__TASK LIST__.
A. In the Huffman coding introduction, what sentence is used as the example to compress?
B. Copy the passage of the Huffman coding introduction that begins at the words "## Introduction to" and stops after "data: Huffman coding.", swapping "digital cameras" for "camcorders".

__QUOTED TEXT__.

>>>>>

## Introduction to Data Compression – Huffman Coding

Despite unprecedented storage capacity and Internet bandwidth available to everyone the amount of information growing daily as well means data compression is a must. Without it mobile music players would only be able to store a tenth of the songs they do, the same factor of about ten goes for digital cameras and HD television would be mostly impossible at all.

I hope to be able to describe how data compression actually works. However, the topic is somewhat complex, especially when coming to audio, image and video compression. While those topics will be discussed in articles (hopefully) to come I want to start with one of the most simple methods to compress data: Huffman coding.

Let’s consider the following sentence as something we want to compress: “Brevity is the soul of wit”

<<<<<

__DATA LISTING__.
>>>>>

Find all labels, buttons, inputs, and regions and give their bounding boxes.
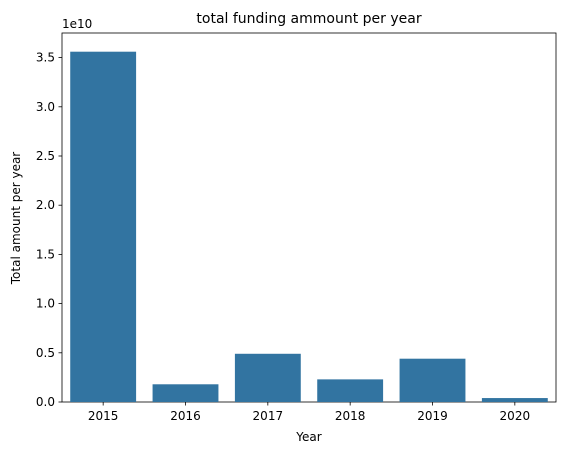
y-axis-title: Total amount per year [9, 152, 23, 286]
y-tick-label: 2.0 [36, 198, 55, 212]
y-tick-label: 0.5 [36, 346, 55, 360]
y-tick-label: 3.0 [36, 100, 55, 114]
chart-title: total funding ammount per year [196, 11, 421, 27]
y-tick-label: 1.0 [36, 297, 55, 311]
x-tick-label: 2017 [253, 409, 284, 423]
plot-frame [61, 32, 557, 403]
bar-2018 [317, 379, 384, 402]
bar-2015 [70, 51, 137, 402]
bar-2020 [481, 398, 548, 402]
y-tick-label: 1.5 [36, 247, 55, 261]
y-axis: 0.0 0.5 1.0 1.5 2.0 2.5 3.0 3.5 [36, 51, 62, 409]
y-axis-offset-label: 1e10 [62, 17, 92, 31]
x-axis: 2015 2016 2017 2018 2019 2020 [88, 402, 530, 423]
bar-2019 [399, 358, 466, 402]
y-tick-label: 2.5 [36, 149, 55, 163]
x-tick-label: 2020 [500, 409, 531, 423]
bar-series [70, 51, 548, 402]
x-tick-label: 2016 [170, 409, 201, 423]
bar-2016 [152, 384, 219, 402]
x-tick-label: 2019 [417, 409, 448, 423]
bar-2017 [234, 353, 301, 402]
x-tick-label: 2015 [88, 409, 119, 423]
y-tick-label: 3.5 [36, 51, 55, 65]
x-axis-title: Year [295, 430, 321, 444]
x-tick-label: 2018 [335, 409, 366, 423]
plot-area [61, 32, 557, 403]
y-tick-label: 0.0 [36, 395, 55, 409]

<<<<<
>>>>>

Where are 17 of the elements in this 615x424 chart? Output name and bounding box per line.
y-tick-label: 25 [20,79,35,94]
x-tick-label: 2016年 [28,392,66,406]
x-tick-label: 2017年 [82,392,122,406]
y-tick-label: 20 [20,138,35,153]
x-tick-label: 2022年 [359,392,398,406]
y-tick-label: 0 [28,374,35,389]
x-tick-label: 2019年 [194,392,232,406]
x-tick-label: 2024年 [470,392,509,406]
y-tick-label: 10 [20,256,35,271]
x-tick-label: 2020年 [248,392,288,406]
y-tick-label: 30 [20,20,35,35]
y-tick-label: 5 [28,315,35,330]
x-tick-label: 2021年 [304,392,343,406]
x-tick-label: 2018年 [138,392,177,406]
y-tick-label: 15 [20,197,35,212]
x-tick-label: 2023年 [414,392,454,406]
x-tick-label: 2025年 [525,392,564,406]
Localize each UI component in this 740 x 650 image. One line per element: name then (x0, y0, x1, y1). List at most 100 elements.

<<<<<
>>>>>

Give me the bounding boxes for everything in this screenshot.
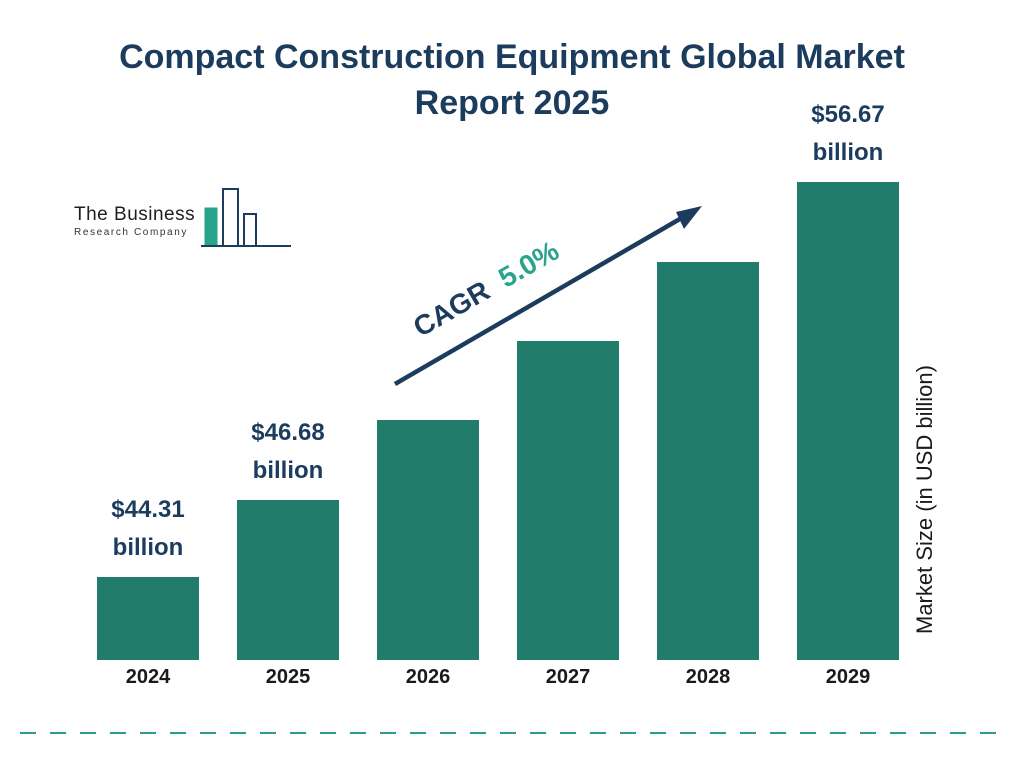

<<<<<

__OUTPUTS__.
A. "Brevity is the soul of wit"

B.
## Introduction to Data Compression – Huffman Coding

Despite unprecedented storage capacity and Internet bandwidth available to everyone the amount of information growing daily as well means data compression is a must. Without it mobile music players would only be able to store a tenth of the songs they do, the same factor of about ten goes for camcorders and HD television would be mostly impossible at all.

I hope to be able to describe how data compression actually works. However, the topic is somewhat complex, especially when coming to audio, image and video compression. While those topics will be discussed in articles (hopefully) to come I want to start with one of the most simple methods to compress data: Huffman coding.